* GIVEN DATA *
::::

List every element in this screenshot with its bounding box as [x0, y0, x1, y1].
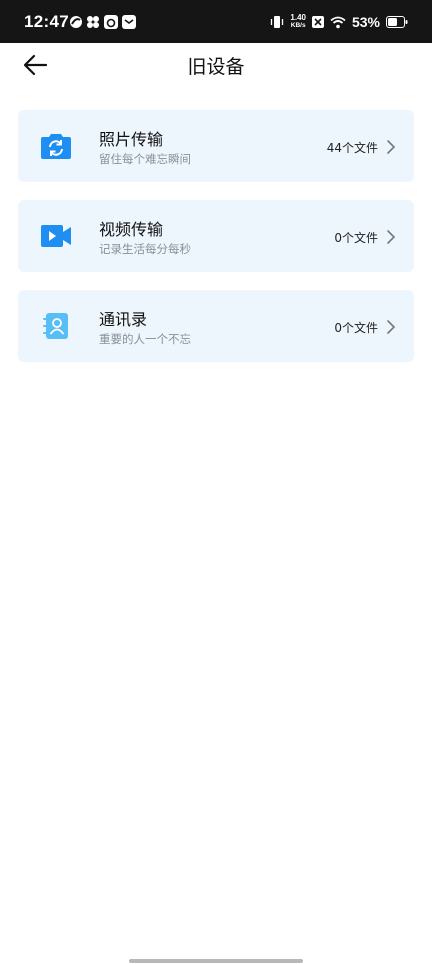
network-speed: 1.40 KB/s — [290, 13, 306, 30]
file-count: 0个文件 — [334, 321, 378, 335]
weibo-app-icon — [104, 15, 118, 29]
wifi-icon — [330, 16, 346, 28]
page-title: 旧设备 — [187, 56, 245, 78]
chevron-right-icon — [387, 140, 396, 154]
card-title: 视频传输 — [99, 220, 164, 239]
card-subtitle: 留住每个难忘瞬间 — [99, 152, 191, 166]
card-title: 通讯录 — [99, 310, 148, 329]
top-app-bar: 旧设备 — [0, 43, 432, 87]
status-time: 12:47 — [24, 12, 69, 31]
card-subtitle: 重要的人一个不忘 — [99, 332, 191, 346]
file-count: 44个文件 — [326, 141, 378, 155]
photo-transfer-card[interactable]: 照片传输 留住每个难忘瞬间 44个文件 — [18, 110, 414, 182]
video-transfer-card[interactable]: 视频传输 记录生活每分每秒 0个文件 — [18, 200, 414, 272]
battery-percent: 53% — [351, 14, 380, 30]
vibrate-icon — [271, 16, 284, 28]
contacts-transfer-card[interactable]: 通讯录 重要的人一个不忘 0个文件 — [18, 290, 414, 362]
chevron-right-icon — [387, 230, 396, 244]
battery-icon — [386, 16, 408, 28]
camera-sync-icon — [41, 134, 71, 159]
status-bar: 12:47 1.40 KB/s 53% — [0, 0, 432, 43]
app-notification-icon — [70, 16, 82, 28]
fan-app-icon — [87, 16, 99, 28]
card-subtitle: 记录生活每分每秒 — [99, 242, 191, 256]
video-camera-icon — [41, 225, 71, 247]
file-count: 0个文件 — [334, 231, 378, 245]
contacts-book-icon — [43, 313, 68, 339]
home-indicator[interactable] — [129, 959, 303, 963]
chevron-right-icon — [387, 320, 396, 334]
card-title: 照片传输 — [99, 130, 164, 149]
no-sim-icon — [311, 16, 324, 28]
mail-app-icon — [122, 15, 136, 29]
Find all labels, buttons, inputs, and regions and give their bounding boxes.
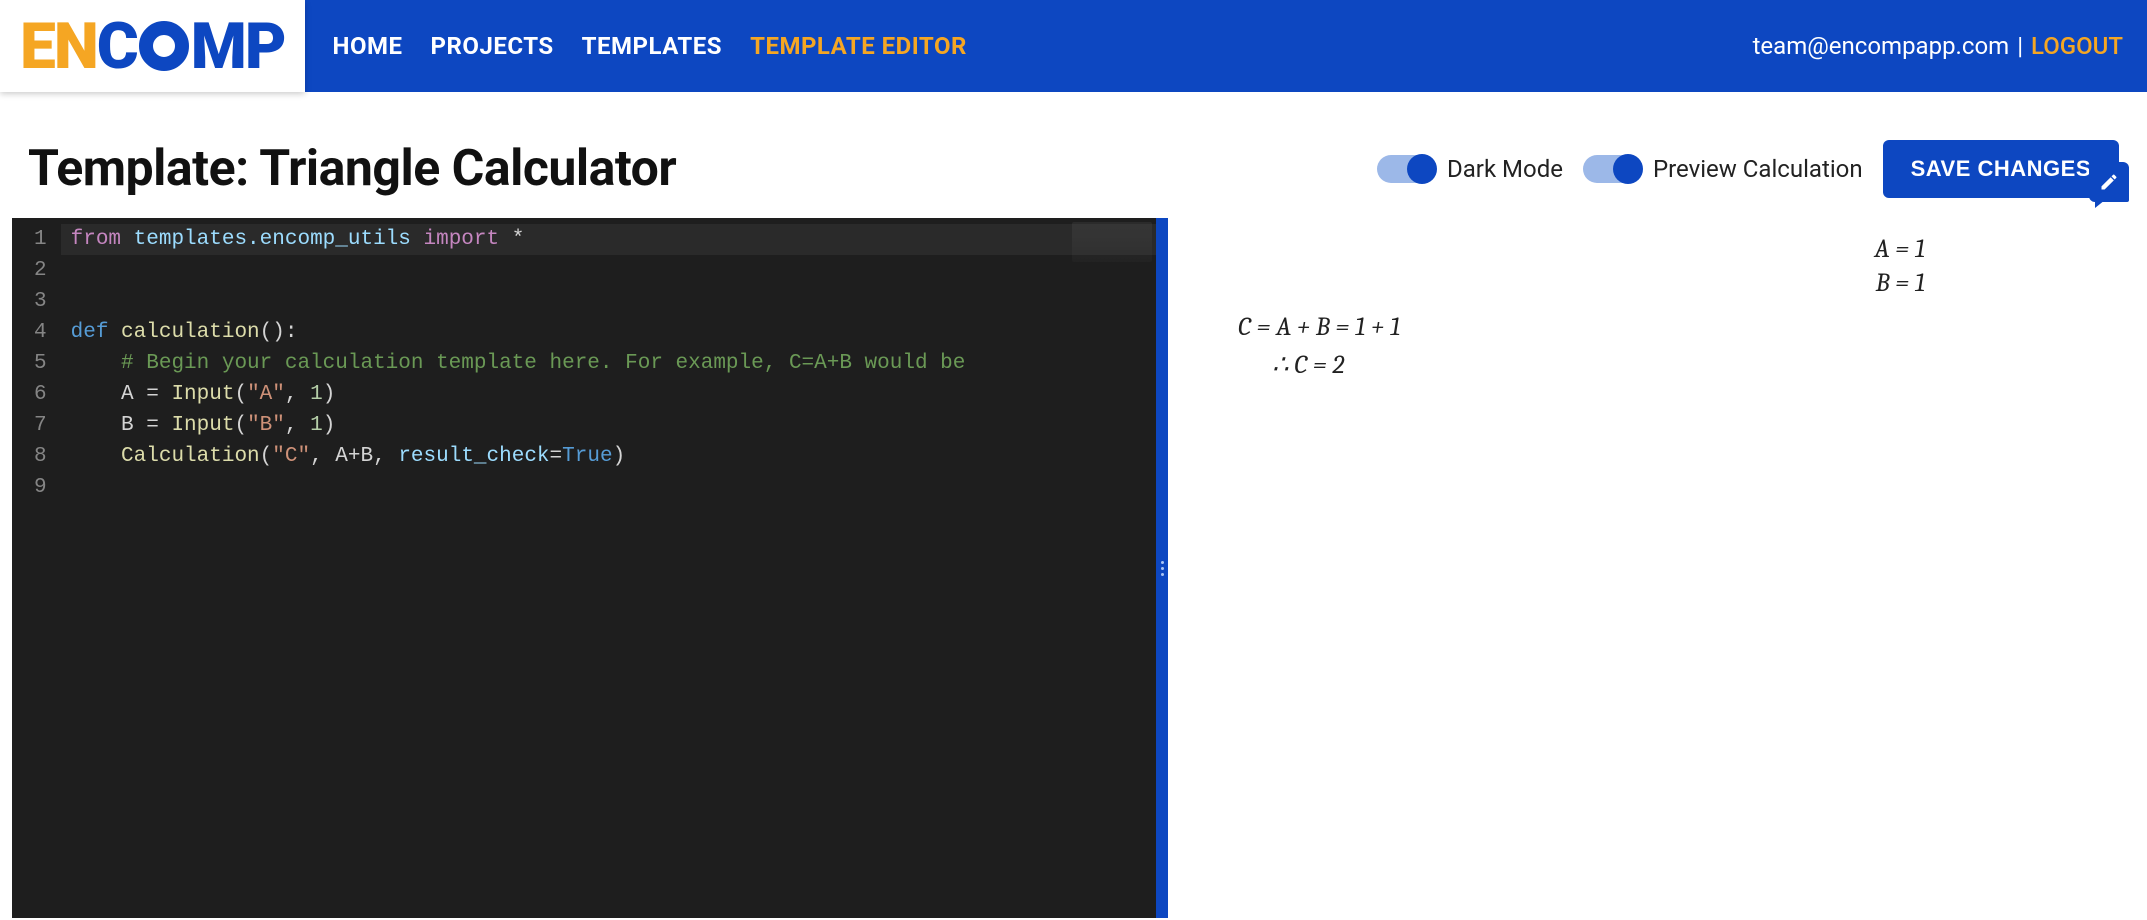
- line-number: 9: [34, 472, 47, 503]
- nav-home[interactable]: HOME: [333, 32, 403, 60]
- dark-mode-toggle[interactable]: [1377, 155, 1435, 183]
- line-number: 3: [34, 286, 47, 317]
- feedback-button[interactable]: [2089, 162, 2129, 202]
- logo-en: EN: [20, 9, 97, 84]
- preview-pane: A = 1 B = 1 C = A + B = 1 + 1 ∴ C = 2: [1168, 218, 2135, 918]
- dark-mode-label: Dark Mode: [1447, 155, 1563, 183]
- preview-toggle[interactable]: [1583, 155, 1641, 183]
- line-number: 5: [34, 348, 47, 379]
- logo-text: ENC MP: [20, 9, 285, 84]
- nav-projects[interactable]: PROJECTS: [431, 32, 554, 60]
- nav-links: HOME PROJECTS TEMPLATES TEMPLATE EDITOR: [333, 32, 967, 60]
- preview-eq-c: C = A + B = 1 + 1: [1238, 312, 2095, 342]
- dark-mode-toggle-wrap: Dark Mode: [1377, 155, 1563, 183]
- preview-eq-result: ∴ C = 2: [1272, 350, 2095, 380]
- nav-template-editor[interactable]: TEMPLATE EDITOR: [750, 32, 967, 60]
- code-editor[interactable]: 123456789 from templates.encomp_utils im…: [12, 218, 1156, 918]
- line-number: 8: [34, 441, 47, 472]
- user-email: team@encompapp.com: [1753, 32, 2010, 60]
- line-gutter: 123456789: [12, 218, 61, 918]
- line-number: 6: [34, 379, 47, 410]
- line-number: 2: [34, 255, 47, 286]
- code-line[interactable]: from templates.encomp_utils import *: [61, 224, 1156, 255]
- pane-splitter[interactable]: [1156, 218, 1168, 918]
- preview-eq-b: B = 1: [1208, 268, 2095, 298]
- edit-icon: [2099, 172, 2119, 192]
- nav-separator: |: [2017, 32, 2023, 60]
- navbar: ENC MP HOME PROJECTS TEMPLATES TEMPLATE E…: [0, 0, 2147, 92]
- line-number: 4: [34, 317, 47, 348]
- toolbar: Template: Triangle Calculator Dark Mode …: [0, 92, 2147, 218]
- code-line[interactable]: A = Input("A", 1): [61, 379, 1156, 410]
- nav-templates[interactable]: TEMPLATES: [582, 32, 722, 60]
- code-line[interactable]: # Begin your calculation template here. …: [61, 348, 1156, 379]
- logo-c: C: [97, 9, 137, 84]
- minimap[interactable]: [1072, 222, 1152, 262]
- logo-mp: MP: [191, 9, 285, 84]
- preview-toggle-wrap: Preview Calculation: [1583, 155, 1863, 183]
- code-line[interactable]: B = Input("B", 1): [61, 410, 1156, 441]
- preview-eq-a: A = 1: [1208, 234, 2095, 264]
- nav-right: team@encompapp.com | LOGOUT: [1753, 32, 2123, 60]
- code-line[interactable]: Calculation("C", A+B, result_check=True): [61, 441, 1156, 472]
- save-button[interactable]: SAVE CHANGES: [1883, 140, 2119, 198]
- workspace: 123456789 from templates.encomp_utils im…: [12, 218, 2135, 918]
- code-line[interactable]: [61, 255, 1156, 286]
- code-line[interactable]: [61, 286, 1156, 317]
- logo-o-icon: [139, 21, 189, 71]
- line-number: 1: [34, 224, 47, 255]
- splitter-grip-icon: [1161, 561, 1164, 576]
- logout-link[interactable]: LOGOUT: [2031, 32, 2123, 60]
- preview-label: Preview Calculation: [1653, 155, 1863, 183]
- logo[interactable]: ENC MP: [0, 0, 305, 92]
- code-line[interactable]: def calculation():: [61, 317, 1156, 348]
- line-number: 7: [34, 410, 47, 441]
- code-area[interactable]: from templates.encomp_utils import * def…: [61, 218, 1156, 918]
- code-line[interactable]: [61, 472, 1156, 503]
- page-title: Template: Triangle Calculator: [28, 140, 676, 198]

::::

* REQUIRED TASK *
Reproduce the listing in full, substituting "file-total" for every occurrence of "file-count" and changing nothing else. Leave out the pictures.

* RESULT FOR THIS EXERCISE *
List every element in this screenshot with its bounding box as [x0, y0, x1, y1].
network-speed: 1.40 KB/s — [290, 13, 306, 30]
file-total: 0个文件 — [334, 321, 378, 335]
weibo-app-icon — [104, 15, 118, 29]
wifi-icon — [330, 16, 346, 28]
page-title: 旧设备 — [187, 56, 245, 78]
chevron-right-icon — [387, 140, 396, 154]
card-title: 视频传输 — [99, 220, 164, 239]
card-subtitle: 留住每个难忘瞬间 — [99, 152, 191, 166]
card-title: 通讯录 — [99, 310, 148, 329]
top-app-bar: 旧设备 — [0, 43, 432, 87]
status-time: 12:47 — [24, 12, 69, 31]
card-subtitle: 重要的人一个不忘 — [99, 332, 191, 346]
file-total: 44个文件 — [326, 141, 378, 155]
photo-transfer-card[interactable]: 照片传输 留住每个难忘瞬间 44个文件 — [18, 110, 414, 182]
video-transfer-card[interactable]: 视频传输 记录生活每分每秒 0个文件 — [18, 200, 414, 272]
battery-percent: 53% — [351, 14, 380, 30]
vibrate-icon — [271, 16, 284, 28]
contacts-transfer-card[interactable]: 通讯录 重要的人一个不忘 0个文件 — [18, 290, 414, 362]
chevron-right-icon — [387, 230, 396, 244]
battery-icon — [386, 16, 408, 28]
camera-sync-icon — [41, 134, 71, 159]
status-bar: 12:47 1.40 KB/s 53% — [0, 0, 432, 43]
app-notification-icon — [70, 16, 82, 28]
fan-app-icon — [87, 16, 99, 28]
card-subtitle: 记录生活每分每秒 — [99, 242, 191, 256]
video-camera-icon — [41, 225, 71, 247]
file-total: 0个文件 — [334, 231, 378, 245]
contacts-book-icon — [43, 313, 68, 339]
home-indicator[interactable] — [129, 959, 303, 963]
chevron-right-icon — [387, 320, 396, 334]
card-title: 照片传输 — [99, 130, 164, 149]
no-sim-icon — [311, 16, 324, 28]
mail-app-icon — [122, 15, 136, 29]
Find all labels, buttons, inputs, and regions and give their bounding boxes.
- line-number: 9: [34, 472, 47, 503]
- nav-home[interactable]: HOME: [333, 32, 403, 60]
- dark-mode-toggle[interactable]: [1377, 155, 1435, 183]
- line-number: 3: [34, 286, 47, 317]
- feedback-button[interactable]: [2089, 162, 2129, 202]
- logo-en: EN: [20, 9, 97, 84]
- preview-pane: A = 1 B = 1 C = A + B = 1 + 1 ∴ C = 2: [1168, 218, 2135, 918]
- dark-mode-label: Dark Mode: [1447, 155, 1563, 183]
- preview-toggle[interactable]: [1583, 155, 1641, 183]
- line-number: 5: [34, 348, 47, 379]
- logo-text: ENC MP: [20, 9, 285, 84]
- nav-projects[interactable]: PROJECTS: [431, 32, 554, 60]
- nav-links: HOME PROJECTS TEMPLATES TEMPLATE EDITOR: [333, 32, 967, 60]
- preview-eq-c: C = A + B = 1 + 1: [1238, 312, 2095, 342]
- dark-mode-toggle-wrap: Dark Mode: [1377, 155, 1563, 183]
- preview-eq-result: ∴ C = 2: [1272, 350, 2095, 380]
- nav-template-editor[interactable]: TEMPLATE EDITOR: [750, 32, 967, 60]
- code-editor[interactable]: 123456789 from templates.encomp_utils im…: [12, 218, 1156, 918]
- line-number: 8: [34, 441, 47, 472]
- user-email: team@encompapp.com: [1753, 32, 2010, 60]
- line-gutter: 123456789: [12, 218, 61, 918]
- line-number: 6: [34, 379, 47, 410]
- line-number: 2: [34, 255, 47, 286]
- code-line[interactable]: from templates.encomp_utils import *: [61, 224, 1156, 255]
- pane-splitter[interactable]: [1156, 218, 1168, 918]
- preview-eq-b: B = 1: [1208, 268, 2095, 298]
- edit-icon: [2099, 172, 2119, 192]
- nav-separator: |: [2017, 32, 2023, 60]
- navbar: ENC MP HOME PROJECTS TEMPLATES TEMPLATE E…: [0, 0, 2147, 92]
- line-number: 4: [34, 317, 47, 348]
- toolbar: Template: Triangle Calculator Dark Mode …: [0, 92, 2147, 218]
- code-line[interactable]: A = Input("A", 1): [61, 379, 1156, 410]
- nav-templates[interactable]: TEMPLATES: [582, 32, 722, 60]
- code-line[interactable]: # Begin your calculation template here. …: [61, 348, 1156, 379]
- logo-c: C: [97, 9, 137, 84]
- minimap[interactable]: [1072, 222, 1152, 262]
- logo-mp: MP: [191, 9, 285, 84]
- preview-toggle-wrap: Preview Calculation: [1583, 155, 1863, 183]
- code-line[interactable]: B = Input("B", 1): [61, 410, 1156, 441]
- preview-eq-a: A = 1: [1208, 234, 2095, 264]
- nav-right: team@encompapp.com | LOGOUT: [1753, 32, 2123, 60]
- code-line[interactable]: Calculation("C", A+B, result_check=True): [61, 441, 1156, 472]
- save-button[interactable]: SAVE CHANGES: [1883, 140, 2119, 198]
- workspace: 123456789 from templates.encomp_utils im…: [12, 218, 2135, 918]
- code-line[interactable]: [61, 255, 1156, 286]
- code-line[interactable]: [61, 286, 1156, 317]
- logo-o-icon: [139, 21, 189, 71]
- line-number: 1: [34, 224, 47, 255]
- splitter-grip-icon: [1161, 561, 1164, 576]
- logout-link[interactable]: LOGOUT: [2031, 32, 2123, 60]
- preview-label: Preview Calculation: [1653, 155, 1863, 183]
- logo[interactable]: ENC MP: [0, 0, 305, 92]
- code-line[interactable]: def calculation():: [61, 317, 1156, 348]
- line-number: 7: [34, 410, 47, 441]
- code-area[interactable]: from templates.encomp_utils import * def…: [61, 218, 1156, 918]
- code-line[interactable]: [61, 472, 1156, 503]
- page-title: Template: Triangle Calculator: [28, 140, 676, 198]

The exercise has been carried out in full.